Instructions to follow:
Rewrite every entry below with each occurrence of "svg-text" changed to "text-node" and all other characters kept the same.

— begin Provided data —

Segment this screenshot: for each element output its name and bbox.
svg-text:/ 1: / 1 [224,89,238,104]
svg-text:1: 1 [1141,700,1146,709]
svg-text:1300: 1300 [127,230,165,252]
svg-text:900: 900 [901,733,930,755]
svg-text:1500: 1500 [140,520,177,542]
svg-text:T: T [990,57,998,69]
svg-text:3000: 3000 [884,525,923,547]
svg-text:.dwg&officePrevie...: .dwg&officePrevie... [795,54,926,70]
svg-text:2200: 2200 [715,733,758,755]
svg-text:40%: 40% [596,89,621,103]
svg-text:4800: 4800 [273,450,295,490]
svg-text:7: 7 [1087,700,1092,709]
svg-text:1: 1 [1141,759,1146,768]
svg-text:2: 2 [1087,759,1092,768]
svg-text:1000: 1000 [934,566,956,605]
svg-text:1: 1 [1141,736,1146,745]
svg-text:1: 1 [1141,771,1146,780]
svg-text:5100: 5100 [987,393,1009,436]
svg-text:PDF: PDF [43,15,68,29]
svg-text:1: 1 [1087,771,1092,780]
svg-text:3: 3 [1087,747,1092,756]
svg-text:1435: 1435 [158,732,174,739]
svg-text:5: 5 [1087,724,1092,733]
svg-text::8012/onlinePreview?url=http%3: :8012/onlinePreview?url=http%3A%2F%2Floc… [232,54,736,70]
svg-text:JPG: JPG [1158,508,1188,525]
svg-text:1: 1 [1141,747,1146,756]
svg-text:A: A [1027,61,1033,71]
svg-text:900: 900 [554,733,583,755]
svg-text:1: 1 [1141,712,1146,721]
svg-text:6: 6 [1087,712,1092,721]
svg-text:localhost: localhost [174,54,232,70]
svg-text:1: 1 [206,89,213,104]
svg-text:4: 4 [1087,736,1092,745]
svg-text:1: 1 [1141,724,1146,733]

— end Provided data —

Full solution:
Segment this screenshot: for each element output its name and bbox.
text-node:/ 1: / 1 [224,89,238,104]
text-node:1: 1 [1141,700,1146,709]
text-node:1300: 1300 [127,230,165,252]
text-node:900: 900 [901,733,930,755]
text-node:1500: 1500 [140,520,177,542]
text-node:T: T [990,57,998,69]
text-node:3000: 3000 [884,525,923,547]
text-node:.dwg&officePrevie...: .dwg&officePrevie... [795,54,926,70]
text-node:2200: 2200 [715,733,758,755]
text-node:40%: 40% [596,89,621,103]
text-node:4800: 4800 [273,450,295,490]
text-node:7: 7 [1087,700,1092,709]
text-node:1: 1 [1141,759,1146,768]
text-node:2: 2 [1087,759,1092,768]
text-node:1000: 1000 [934,566,956,605]
text-node:1: 1 [1141,736,1146,745]
text-node:1: 1 [1141,771,1146,780]
text-node:5100: 5100 [987,393,1009,436]
text-node:PDF: PDF [43,15,68,29]
text-node:1: 1 [1087,771,1092,780]
text-node:3: 3 [1087,747,1092,756]
text-node:1435: 1435 [158,732,174,739]
text-node:5: 5 [1087,724,1092,733]
text-node::8012/onlinePreview?url=http%3: :8012/onlinePreview?url=http%3A%2F%2Floc… [232,54,736,70]
text-node:JPG: JPG [1158,508,1188,525]
text-node:1: 1 [1141,747,1146,756]
text-node:A: A [1027,61,1033,71]
text-node:900: 900 [554,733,583,755]
text-node:1: 1 [1141,712,1146,721]
text-node:6: 6 [1087,712,1092,721]
text-node:localhost: localhost [174,54,232,70]
text-node:1: 1 [206,89,213,104]
text-node:4: 4 [1087,736,1092,745]
text-node:1: 1 [1141,724,1146,733]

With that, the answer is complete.